• [WHAT YOU ARE ASKED TO DO] Provide nothing beyond the count of lines that include the string "Investing".
** BEGIN DATA TO PROCESS **
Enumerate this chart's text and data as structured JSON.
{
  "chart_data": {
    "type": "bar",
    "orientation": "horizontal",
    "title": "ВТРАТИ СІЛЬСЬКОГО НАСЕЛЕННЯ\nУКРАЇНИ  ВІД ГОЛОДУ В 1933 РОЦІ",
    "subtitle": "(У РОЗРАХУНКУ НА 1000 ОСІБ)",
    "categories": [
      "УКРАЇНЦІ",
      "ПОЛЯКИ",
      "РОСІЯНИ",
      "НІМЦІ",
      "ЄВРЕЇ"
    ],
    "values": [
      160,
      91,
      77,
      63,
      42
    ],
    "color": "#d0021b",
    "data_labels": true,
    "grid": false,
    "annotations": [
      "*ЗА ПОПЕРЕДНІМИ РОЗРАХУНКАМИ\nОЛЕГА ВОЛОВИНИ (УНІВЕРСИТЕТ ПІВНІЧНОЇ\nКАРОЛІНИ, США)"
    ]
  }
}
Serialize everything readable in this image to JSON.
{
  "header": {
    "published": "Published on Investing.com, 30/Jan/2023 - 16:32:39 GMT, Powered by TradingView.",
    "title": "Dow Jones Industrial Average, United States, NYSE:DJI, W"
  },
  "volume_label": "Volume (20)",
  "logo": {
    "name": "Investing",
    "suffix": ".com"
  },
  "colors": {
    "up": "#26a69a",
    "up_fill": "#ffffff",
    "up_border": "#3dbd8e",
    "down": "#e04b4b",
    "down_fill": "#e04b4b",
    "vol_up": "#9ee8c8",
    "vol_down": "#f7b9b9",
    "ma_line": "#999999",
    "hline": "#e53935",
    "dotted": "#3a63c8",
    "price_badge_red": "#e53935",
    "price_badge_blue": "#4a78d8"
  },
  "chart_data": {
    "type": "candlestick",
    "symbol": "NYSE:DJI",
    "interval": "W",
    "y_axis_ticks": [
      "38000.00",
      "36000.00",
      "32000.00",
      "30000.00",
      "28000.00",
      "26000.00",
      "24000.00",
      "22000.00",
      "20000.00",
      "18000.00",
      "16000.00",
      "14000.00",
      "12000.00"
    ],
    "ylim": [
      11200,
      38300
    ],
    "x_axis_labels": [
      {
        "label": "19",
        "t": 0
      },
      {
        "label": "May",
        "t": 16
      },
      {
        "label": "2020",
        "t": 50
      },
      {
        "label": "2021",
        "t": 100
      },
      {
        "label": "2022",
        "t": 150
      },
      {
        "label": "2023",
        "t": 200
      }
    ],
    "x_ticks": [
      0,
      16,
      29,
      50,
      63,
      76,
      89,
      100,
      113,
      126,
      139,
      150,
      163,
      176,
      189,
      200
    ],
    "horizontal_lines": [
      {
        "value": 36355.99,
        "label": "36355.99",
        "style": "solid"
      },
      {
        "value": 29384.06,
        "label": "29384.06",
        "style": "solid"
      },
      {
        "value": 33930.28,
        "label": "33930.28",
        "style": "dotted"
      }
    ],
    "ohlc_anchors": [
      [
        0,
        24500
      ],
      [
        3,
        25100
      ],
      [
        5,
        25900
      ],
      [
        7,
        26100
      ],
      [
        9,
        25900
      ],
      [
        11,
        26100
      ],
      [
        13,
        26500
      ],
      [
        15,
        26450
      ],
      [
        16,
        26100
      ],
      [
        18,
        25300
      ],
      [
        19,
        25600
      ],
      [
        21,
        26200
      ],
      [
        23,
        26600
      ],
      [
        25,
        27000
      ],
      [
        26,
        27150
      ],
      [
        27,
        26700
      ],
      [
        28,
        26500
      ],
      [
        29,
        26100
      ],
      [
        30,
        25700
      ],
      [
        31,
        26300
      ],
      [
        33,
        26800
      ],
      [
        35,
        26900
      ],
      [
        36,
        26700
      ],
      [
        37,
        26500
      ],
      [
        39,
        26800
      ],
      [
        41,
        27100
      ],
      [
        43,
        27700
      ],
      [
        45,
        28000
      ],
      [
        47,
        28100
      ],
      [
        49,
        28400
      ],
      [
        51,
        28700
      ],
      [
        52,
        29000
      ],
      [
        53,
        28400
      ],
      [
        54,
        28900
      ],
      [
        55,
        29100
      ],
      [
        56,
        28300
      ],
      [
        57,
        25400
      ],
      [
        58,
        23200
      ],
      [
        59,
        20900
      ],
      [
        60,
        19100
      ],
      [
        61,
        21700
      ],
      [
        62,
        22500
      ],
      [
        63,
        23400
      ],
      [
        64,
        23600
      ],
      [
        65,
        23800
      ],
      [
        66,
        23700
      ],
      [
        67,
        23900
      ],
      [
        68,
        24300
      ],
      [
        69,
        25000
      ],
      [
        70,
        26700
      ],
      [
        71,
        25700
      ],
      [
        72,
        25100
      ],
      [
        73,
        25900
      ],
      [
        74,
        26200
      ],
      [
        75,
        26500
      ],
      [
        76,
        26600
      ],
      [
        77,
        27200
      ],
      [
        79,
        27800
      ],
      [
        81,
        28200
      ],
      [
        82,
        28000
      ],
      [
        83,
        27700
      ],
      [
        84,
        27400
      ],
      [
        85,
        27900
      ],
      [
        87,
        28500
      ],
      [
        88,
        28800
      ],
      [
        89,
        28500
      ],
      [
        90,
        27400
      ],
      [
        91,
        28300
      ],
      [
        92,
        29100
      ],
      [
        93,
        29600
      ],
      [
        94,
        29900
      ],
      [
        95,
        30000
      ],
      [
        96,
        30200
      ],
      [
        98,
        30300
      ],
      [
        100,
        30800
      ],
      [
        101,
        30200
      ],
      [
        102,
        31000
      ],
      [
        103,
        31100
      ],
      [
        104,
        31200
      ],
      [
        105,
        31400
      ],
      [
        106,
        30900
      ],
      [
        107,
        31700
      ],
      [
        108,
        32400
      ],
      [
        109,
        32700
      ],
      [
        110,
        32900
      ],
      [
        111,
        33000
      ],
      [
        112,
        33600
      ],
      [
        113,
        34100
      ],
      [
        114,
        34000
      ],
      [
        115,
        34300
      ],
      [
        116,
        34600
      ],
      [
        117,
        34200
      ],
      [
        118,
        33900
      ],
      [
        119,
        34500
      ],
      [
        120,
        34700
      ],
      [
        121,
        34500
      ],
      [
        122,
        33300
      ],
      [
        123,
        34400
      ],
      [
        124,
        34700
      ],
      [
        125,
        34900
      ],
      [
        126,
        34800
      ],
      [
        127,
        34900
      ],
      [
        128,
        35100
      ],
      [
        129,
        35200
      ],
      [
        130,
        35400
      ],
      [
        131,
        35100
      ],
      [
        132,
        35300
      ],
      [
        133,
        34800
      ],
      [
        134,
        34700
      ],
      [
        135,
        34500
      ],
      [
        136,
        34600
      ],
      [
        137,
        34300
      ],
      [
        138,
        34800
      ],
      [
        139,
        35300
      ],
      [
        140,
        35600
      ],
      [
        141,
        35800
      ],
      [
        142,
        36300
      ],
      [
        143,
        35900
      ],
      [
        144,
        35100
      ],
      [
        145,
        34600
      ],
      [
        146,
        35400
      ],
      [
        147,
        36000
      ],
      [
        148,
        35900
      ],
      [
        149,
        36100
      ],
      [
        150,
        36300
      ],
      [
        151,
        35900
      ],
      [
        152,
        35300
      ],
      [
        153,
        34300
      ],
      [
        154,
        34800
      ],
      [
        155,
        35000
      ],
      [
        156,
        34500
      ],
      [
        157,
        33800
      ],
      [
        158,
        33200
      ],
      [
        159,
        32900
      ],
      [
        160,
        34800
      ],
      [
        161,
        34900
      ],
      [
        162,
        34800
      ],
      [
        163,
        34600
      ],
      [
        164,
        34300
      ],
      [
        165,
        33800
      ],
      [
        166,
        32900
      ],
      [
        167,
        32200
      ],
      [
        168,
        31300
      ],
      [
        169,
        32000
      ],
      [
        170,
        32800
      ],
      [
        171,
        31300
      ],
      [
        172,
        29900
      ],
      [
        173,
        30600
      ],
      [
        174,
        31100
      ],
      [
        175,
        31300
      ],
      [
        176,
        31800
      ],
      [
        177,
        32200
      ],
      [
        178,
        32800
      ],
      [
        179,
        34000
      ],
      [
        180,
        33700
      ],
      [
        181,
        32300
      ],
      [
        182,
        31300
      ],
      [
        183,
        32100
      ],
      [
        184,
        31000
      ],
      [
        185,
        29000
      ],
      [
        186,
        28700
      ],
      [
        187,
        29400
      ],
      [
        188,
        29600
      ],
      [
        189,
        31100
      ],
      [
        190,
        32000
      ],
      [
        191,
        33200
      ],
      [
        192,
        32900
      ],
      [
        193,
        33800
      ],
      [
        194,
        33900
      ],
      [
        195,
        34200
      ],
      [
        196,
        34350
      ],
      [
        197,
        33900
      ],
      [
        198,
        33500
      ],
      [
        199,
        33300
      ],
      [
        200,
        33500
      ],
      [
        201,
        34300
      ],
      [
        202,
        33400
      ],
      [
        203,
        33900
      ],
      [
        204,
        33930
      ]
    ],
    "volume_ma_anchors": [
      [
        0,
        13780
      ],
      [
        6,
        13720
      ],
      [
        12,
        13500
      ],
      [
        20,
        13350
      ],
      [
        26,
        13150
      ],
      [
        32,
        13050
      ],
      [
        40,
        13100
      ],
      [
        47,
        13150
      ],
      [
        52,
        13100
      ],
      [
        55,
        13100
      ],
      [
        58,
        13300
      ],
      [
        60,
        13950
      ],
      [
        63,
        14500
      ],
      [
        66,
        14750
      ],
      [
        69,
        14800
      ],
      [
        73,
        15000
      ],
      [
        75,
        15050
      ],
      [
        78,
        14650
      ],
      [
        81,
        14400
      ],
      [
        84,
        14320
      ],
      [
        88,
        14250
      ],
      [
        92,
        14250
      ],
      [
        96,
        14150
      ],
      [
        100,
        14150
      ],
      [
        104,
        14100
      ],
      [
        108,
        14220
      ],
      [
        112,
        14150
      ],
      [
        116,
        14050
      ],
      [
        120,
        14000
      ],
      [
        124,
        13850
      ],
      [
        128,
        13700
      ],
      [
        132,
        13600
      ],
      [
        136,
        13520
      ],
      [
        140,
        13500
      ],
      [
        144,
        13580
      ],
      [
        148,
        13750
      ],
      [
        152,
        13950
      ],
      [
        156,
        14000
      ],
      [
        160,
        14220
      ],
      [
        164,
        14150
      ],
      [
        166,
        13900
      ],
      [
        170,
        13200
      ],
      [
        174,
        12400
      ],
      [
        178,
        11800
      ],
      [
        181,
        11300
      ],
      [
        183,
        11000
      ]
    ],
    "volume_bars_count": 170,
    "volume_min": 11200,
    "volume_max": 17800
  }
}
** END DATA TO PROCESS **
• [WRITTEN REPLY] 2